THE TASK = Without including any images, reproduce each entry exactly.

DATA ENTRIES =
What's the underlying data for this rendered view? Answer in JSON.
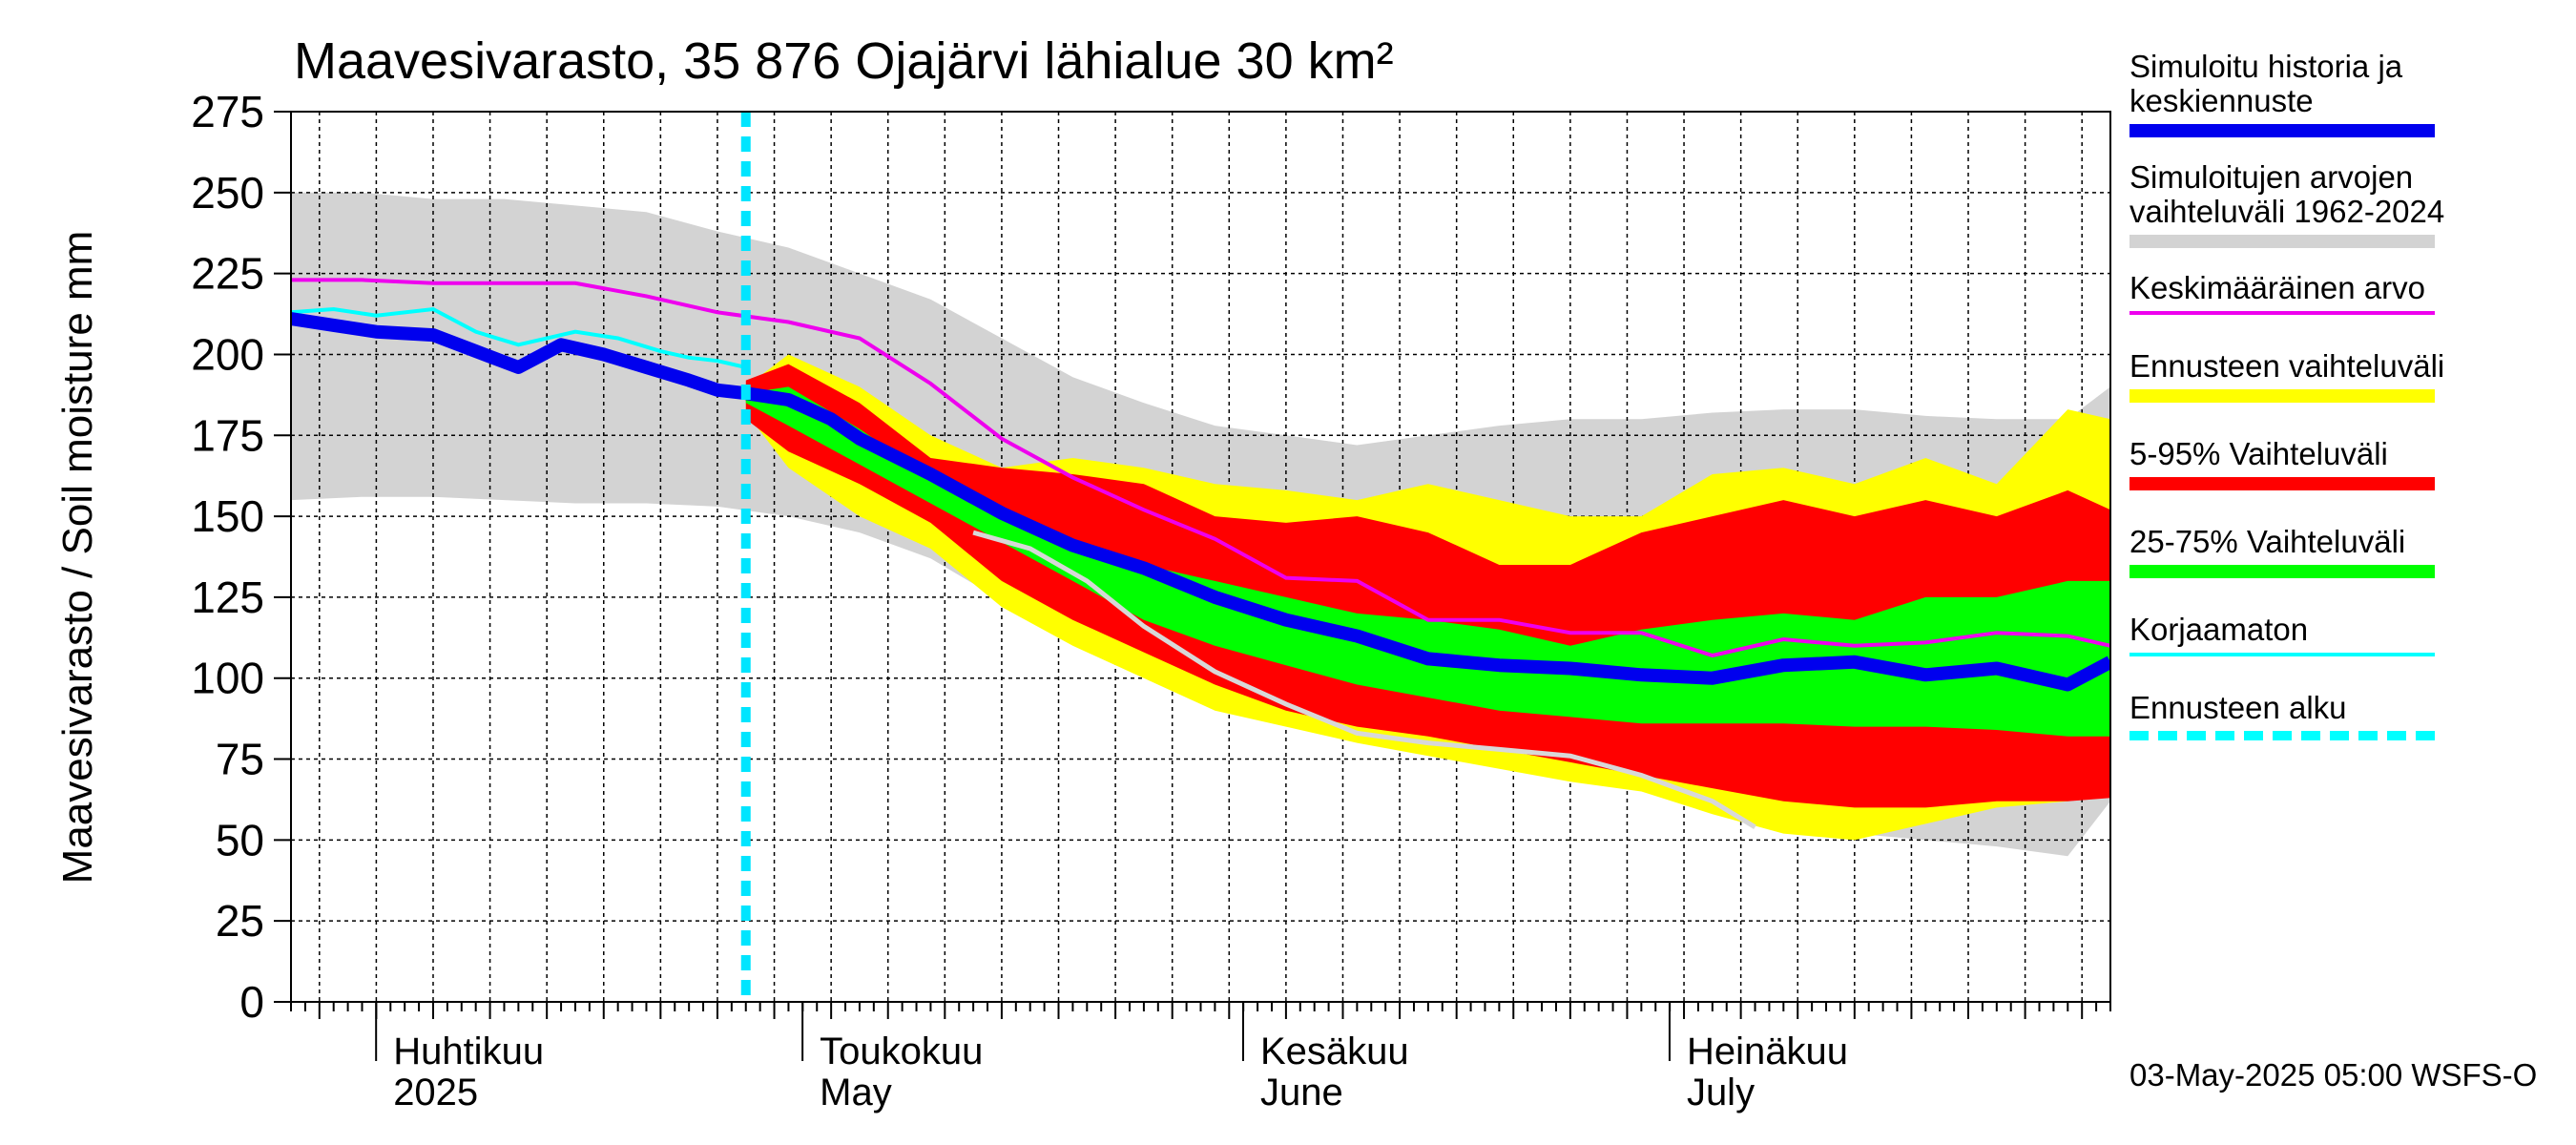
{
  "chart_data": {
    "type": "area",
    "title": "Maavesivarasto, 35 876 Ojajärvi lähialue 30 km²",
    "ylabel": "Maavesivarasto / Soil moisture   mm",
    "ylim": [
      0,
      275
    ],
    "yticks": [
      0,
      25,
      50,
      75,
      100,
      125,
      150,
      175,
      200,
      225,
      250,
      275
    ],
    "x_domain_days": [
      0,
      128
    ],
    "x_start_date": "2025-03-24",
    "forecast_start_day": 32,
    "months": [
      {
        "fi": "Huhtikuu",
        "en": "2025",
        "day": 8
      },
      {
        "fi": "Toukokuu",
        "en": "May",
        "day": 38
      },
      {
        "fi": "Kesäkuu",
        "en": "June",
        "day": 69
      },
      {
        "fi": "Heinäkuu",
        "en": "July",
        "day": 99
      }
    ],
    "timestamp": "03-May-2025 05:00 WSFS-O",
    "series": {
      "range_1962_2024": {
        "name": "Simuloitujen arvojen vaihteluväli 1962-2024",
        "color": "#d3d3d3",
        "x": [
          0,
          5,
          10,
          15,
          20,
          25,
          30,
          35,
          40,
          45,
          50,
          55,
          60,
          65,
          70,
          75,
          80,
          85,
          90,
          95,
          100,
          105,
          110,
          115,
          120,
          125,
          128
        ],
        "upper": [
          250,
          250,
          248,
          248,
          246,
          244,
          238,
          233,
          225,
          217,
          205,
          193,
          185,
          178,
          175,
          172,
          175,
          178,
          180,
          180,
          182,
          183,
          183,
          181,
          180,
          180,
          190
        ],
        "lower": [
          155,
          156,
          156,
          155,
          154,
          154,
          153,
          150,
          145,
          137,
          124,
          115,
          103,
          95,
          88,
          83,
          80,
          76,
          72,
          68,
          63,
          56,
          52,
          50,
          48,
          45,
          62
        ]
      },
      "ennuste_range": {
        "name": "Ennusteen vaihteluväli",
        "color": "#ffff00",
        "x": [
          32,
          35,
          40,
          45,
          50,
          55,
          60,
          65,
          70,
          75,
          80,
          85,
          90,
          95,
          100,
          105,
          110,
          115,
          120,
          125,
          128
        ],
        "upper": [
          190,
          200,
          190,
          175,
          165,
          168,
          165,
          160,
          158,
          155,
          160,
          155,
          150,
          150,
          163,
          165,
          160,
          168,
          160,
          183,
          180
        ],
        "lower": [
          182,
          165,
          150,
          140,
          122,
          110,
          100,
          90,
          85,
          80,
          76,
          72,
          68,
          65,
          58,
          52,
          50,
          55,
          60,
          62,
          65
        ]
      },
      "p5_95": {
        "name": "5-95% Vaihteluväli",
        "color": "#ff0000",
        "x": [
          32,
          35,
          40,
          45,
          50,
          55,
          60,
          65,
          70,
          75,
          80,
          85,
          90,
          95,
          100,
          105,
          110,
          115,
          120,
          125,
          128
        ],
        "upper": [
          192,
          197,
          185,
          168,
          165,
          163,
          160,
          150,
          148,
          150,
          145,
          135,
          135,
          145,
          150,
          155,
          150,
          155,
          150,
          158,
          152
        ],
        "lower": [
          180,
          170,
          160,
          148,
          130,
          118,
          108,
          98,
          90,
          85,
          82,
          78,
          74,
          70,
          66,
          62,
          60,
          60,
          62,
          62,
          63
        ]
      },
      "p25_75": {
        "name": "25-75% Vaihteluväli",
        "color": "#00ff00",
        "x": [
          32,
          35,
          40,
          45,
          50,
          55,
          60,
          65,
          70,
          75,
          80,
          85,
          90,
          95,
          100,
          105,
          110,
          115,
          120,
          125,
          128
        ],
        "upper": [
          188,
          190,
          177,
          162,
          150,
          140,
          135,
          130,
          125,
          120,
          118,
          115,
          110,
          115,
          118,
          120,
          118,
          125,
          125,
          130,
          130
        ],
        "lower": [
          185,
          178,
          166,
          154,
          142,
          130,
          118,
          110,
          104,
          98,
          94,
          90,
          88,
          86,
          86,
          86,
          85,
          85,
          84,
          82,
          82
        ]
      },
      "keskimaarainen": {
        "name": "Keskimääräinen arvo",
        "color": "#ee00ee",
        "x": [
          0,
          5,
          10,
          15,
          20,
          25,
          30,
          35,
          40,
          45,
          50,
          55,
          60,
          65,
          70,
          75,
          80,
          85,
          90,
          95,
          100,
          105,
          110,
          115,
          120,
          125,
          128
        ],
        "values": [
          223,
          223,
          222,
          222,
          222,
          218,
          213,
          210,
          205,
          191,
          174,
          162,
          152,
          143,
          131,
          130,
          118,
          118,
          114,
          114,
          107,
          112,
          110,
          111,
          114,
          113,
          110
        ]
      },
      "korjaamaton": {
        "name": "Korjaamaton",
        "color": "#00ffff",
        "x": [
          0,
          3,
          6,
          10,
          13,
          16,
          20,
          23,
          26,
          28,
          30,
          32
        ],
        "values": [
          213,
          214,
          212,
          214,
          207,
          203,
          207,
          205,
          201,
          199,
          198,
          196
        ]
      },
      "historia_keskiennuste": {
        "name": "Simuloitu historia ja keskiennuste",
        "color": "#0000ee",
        "x": [
          0,
          3,
          6,
          10,
          13,
          16,
          19,
          22,
          25,
          28,
          30,
          32,
          35,
          38,
          40,
          45,
          50,
          55,
          60,
          65,
          70,
          75,
          80,
          85,
          90,
          95,
          100,
          105,
          110,
          115,
          120,
          125,
          128
        ],
        "values": [
          211,
          209,
          207,
          206,
          201,
          196,
          203,
          200,
          196,
          192,
          189,
          188,
          186,
          180,
          174,
          163,
          151,
          141,
          134,
          125,
          118,
          113,
          106,
          104,
          103,
          101,
          100,
          104,
          105,
          101,
          103,
          98,
          105
        ]
      },
      "grey_member": {
        "name": "",
        "color": "#d8d8d8",
        "x": [
          48,
          52,
          56,
          60,
          65,
          70,
          75,
          80,
          85,
          90,
          95,
          100,
          103
        ],
        "values": [
          145,
          140,
          130,
          116,
          102,
          92,
          83,
          80,
          78,
          76,
          70,
          62,
          54
        ]
      }
    },
    "legend_order": [
      {
        "key": "historia_keskiennuste",
        "label": "Simuloitu historia ja\nkeskiennuste",
        "style": "solid",
        "width": 14,
        "color": "#0000ee"
      },
      {
        "key": "range_1962_2024",
        "label": "Simuloitujen arvojen\nvaihteluväli 1962-2024",
        "style": "solid",
        "width": 14,
        "color": "#d3d3d3"
      },
      {
        "key": "keskimaarainen",
        "label": "Keskimääräinen arvo",
        "style": "solid",
        "width": 4,
        "color": "#ee00ee"
      },
      {
        "key": "ennuste_range",
        "label": "Ennusteen vaihteluväli",
        "style": "solid",
        "width": 14,
        "color": "#ffff00"
      },
      {
        "key": "p5_95",
        "label": "5-95% Vaihteluväli",
        "style": "solid",
        "width": 14,
        "color": "#ff0000"
      },
      {
        "key": "p25_75",
        "label": "25-75% Vaihteluväli",
        "style": "solid",
        "width": 14,
        "color": "#00ff00"
      },
      {
        "key": "korjaamaton",
        "label": "Korjaamaton",
        "style": "solid",
        "width": 4,
        "color": "#00ffff"
      },
      {
        "key": "forecast_start",
        "label": "Ennusteen alku",
        "style": "dashed",
        "width": 10,
        "color": "#00ffff"
      }
    ]
  }
}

SOLVED PROBLEM =
What's the underlying data for this rendered view? Answer in JSON.
{
  "chart_data": {
    "type": "area",
    "title": "Maavesivarasto, 35 876 Ojajärvi lähialue 30 km²",
    "ylabel": "Maavesivarasto / Soil moisture   mm",
    "ylim": [
      0,
      275
    ],
    "yticks": [
      0,
      25,
      50,
      75,
      100,
      125,
      150,
      175,
      200,
      225,
      250,
      275
    ],
    "x_domain_days": [
      0,
      128
    ],
    "x_start_date": "2025-03-24",
    "forecast_start_day": 32,
    "months": [
      {
        "fi": "Huhtikuu",
        "en": "2025",
        "day": 8
      },
      {
        "fi": "Toukokuu",
        "en": "May",
        "day": 38
      },
      {
        "fi": "Kesäkuu",
        "en": "June",
        "day": 69
      },
      {
        "fi": "Heinäkuu",
        "en": "July",
        "day": 99
      }
    ],
    "timestamp": "03-May-2025 05:00 WSFS-O",
    "series": {
      "range_1962_2024": {
        "name": "Simuloitujen arvojen vaihteluväli 1962-2024",
        "color": "#d3d3d3",
        "x": [
          0,
          5,
          10,
          15,
          20,
          25,
          30,
          35,
          40,
          45,
          50,
          55,
          60,
          65,
          70,
          75,
          80,
          85,
          90,
          95,
          100,
          105,
          110,
          115,
          120,
          125,
          128
        ],
        "upper": [
          250,
          250,
          248,
          248,
          246,
          244,
          238,
          233,
          225,
          217,
          205,
          193,
          185,
          178,
          175,
          172,
          175,
          178,
          180,
          180,
          182,
          183,
          183,
          181,
          180,
          180,
          190
        ],
        "lower": [
          155,
          156,
          156,
          155,
          154,
          154,
          153,
          150,
          145,
          137,
          124,
          115,
          103,
          95,
          88,
          83,
          80,
          76,
          72,
          68,
          63,
          56,
          52,
          50,
          48,
          45,
          62
        ]
      },
      "ennuste_range": {
        "name": "Ennusteen vaihteluväli",
        "color": "#ffff00",
        "x": [
          32,
          35,
          40,
          45,
          50,
          55,
          60,
          65,
          70,
          75,
          80,
          85,
          90,
          95,
          100,
          105,
          110,
          115,
          120,
          125,
          128
        ],
        "upper": [
          190,
          200,
          190,
          175,
          165,
          168,
          165,
          160,
          158,
          155,
          160,
          155,
          150,
          150,
          163,
          165,
          160,
          168,
          160,
          183,
          180
        ],
        "lower": [
          182,
          165,
          150,
          140,
          122,
          110,
          100,
          90,
          85,
          80,
          76,
          72,
          68,
          65,
          58,
          52,
          50,
          55,
          60,
          62,
          65
        ]
      },
      "p5_95": {
        "name": "5-95% Vaihteluväli",
        "color": "#ff0000",
        "x": [
          32,
          35,
          40,
          45,
          50,
          55,
          60,
          65,
          70,
          75,
          80,
          85,
          90,
          95,
          100,
          105,
          110,
          115,
          120,
          125,
          128
        ],
        "upper": [
          192,
          197,
          185,
          168,
          165,
          163,
          160,
          150,
          148,
          150,
          145,
          135,
          135,
          145,
          150,
          155,
          150,
          155,
          150,
          158,
          152
        ],
        "lower": [
          180,
          170,
          160,
          148,
          130,
          118,
          108,
          98,
          90,
          85,
          82,
          78,
          74,
          70,
          66,
          62,
          60,
          60,
          62,
          62,
          63
        ]
      },
      "p25_75": {
        "name": "25-75% Vaihteluväli",
        "color": "#00ff00",
        "x": [
          32,
          35,
          40,
          45,
          50,
          55,
          60,
          65,
          70,
          75,
          80,
          85,
          90,
          95,
          100,
          105,
          110,
          115,
          120,
          125,
          128
        ],
        "upper": [
          188,
          190,
          177,
          162,
          150,
          140,
          135,
          130,
          125,
          120,
          118,
          115,
          110,
          115,
          118,
          120,
          118,
          125,
          125,
          130,
          130
        ],
        "lower": [
          185,
          178,
          166,
          154,
          142,
          130,
          118,
          110,
          104,
          98,
          94,
          90,
          88,
          86,
          86,
          86,
          85,
          85,
          84,
          82,
          82
        ]
      },
      "keskimaarainen": {
        "name": "Keskimääräinen arvo",
        "color": "#ee00ee",
        "x": [
          0,
          5,
          10,
          15,
          20,
          25,
          30,
          35,
          40,
          45,
          50,
          55,
          60,
          65,
          70,
          75,
          80,
          85,
          90,
          95,
          100,
          105,
          110,
          115,
          120,
          125,
          128
        ],
        "values": [
          223,
          223,
          222,
          222,
          222,
          218,
          213,
          210,
          205,
          191,
          174,
          162,
          152,
          143,
          131,
          130,
          118,
          118,
          114,
          114,
          107,
          112,
          110,
          111,
          114,
          113,
          110
        ]
      },
      "korjaamaton": {
        "name": "Korjaamaton",
        "color": "#00ffff",
        "x": [
          0,
          3,
          6,
          10,
          13,
          16,
          20,
          23,
          26,
          28,
          30,
          32
        ],
        "values": [
          213,
          214,
          212,
          214,
          207,
          203,
          207,
          205,
          201,
          199,
          198,
          196
        ]
      },
      "historia_keskiennuste": {
        "name": "Simuloitu historia ja keskiennuste",
        "color": "#0000ee",
        "x": [
          0,
          3,
          6,
          10,
          13,
          16,
          19,
          22,
          25,
          28,
          30,
          32,
          35,
          38,
          40,
          45,
          50,
          55,
          60,
          65,
          70,
          75,
          80,
          85,
          90,
          95,
          100,
          105,
          110,
          115,
          120,
          125,
          128
        ],
        "values": [
          211,
          209,
          207,
          206,
          201,
          196,
          203,
          200,
          196,
          192,
          189,
          188,
          186,
          180,
          174,
          163,
          151,
          141,
          134,
          125,
          118,
          113,
          106,
          104,
          103,
          101,
          100,
          104,
          105,
          101,
          103,
          98,
          105
        ]
      },
      "grey_member": {
        "name": "",
        "color": "#d8d8d8",
        "x": [
          48,
          52,
          56,
          60,
          65,
          70,
          75,
          80,
          85,
          90,
          95,
          100,
          103
        ],
        "values": [
          145,
          140,
          130,
          116,
          102,
          92,
          83,
          80,
          78,
          76,
          70,
          62,
          54
        ]
      }
    },
    "legend_order": [
      {
        "key": "historia_keskiennuste",
        "label": "Simuloitu historia ja\nkeskiennuste",
        "style": "solid",
        "width": 14,
        "color": "#0000ee"
      },
      {
        "key": "range_1962_2024",
        "label": "Simuloitujen arvojen\nvaihteluväli 1962-2024",
        "style": "solid",
        "width": 14,
        "color": "#d3d3d3"
      },
      {
        "key": "keskimaarainen",
        "label": "Keskimääräinen arvo",
        "style": "solid",
        "width": 4,
        "color": "#ee00ee"
      },
      {
        "key": "ennuste_range",
        "label": "Ennusteen vaihteluväli",
        "style": "solid",
        "width": 14,
        "color": "#ffff00"
      },
      {
        "key": "p5_95",
        "label": "5-95% Vaihteluväli",
        "style": "solid",
        "width": 14,
        "color": "#ff0000"
      },
      {
        "key": "p25_75",
        "label": "25-75% Vaihteluväli",
        "style": "solid",
        "width": 14,
        "color": "#00ff00"
      },
      {
        "key": "korjaamaton",
        "label": "Korjaamaton",
        "style": "solid",
        "width": 4,
        "color": "#00ffff"
      },
      {
        "key": "forecast_start",
        "label": "Ennusteen alku",
        "style": "dashed",
        "width": 10,
        "color": "#00ffff"
      }
    ]
  }
}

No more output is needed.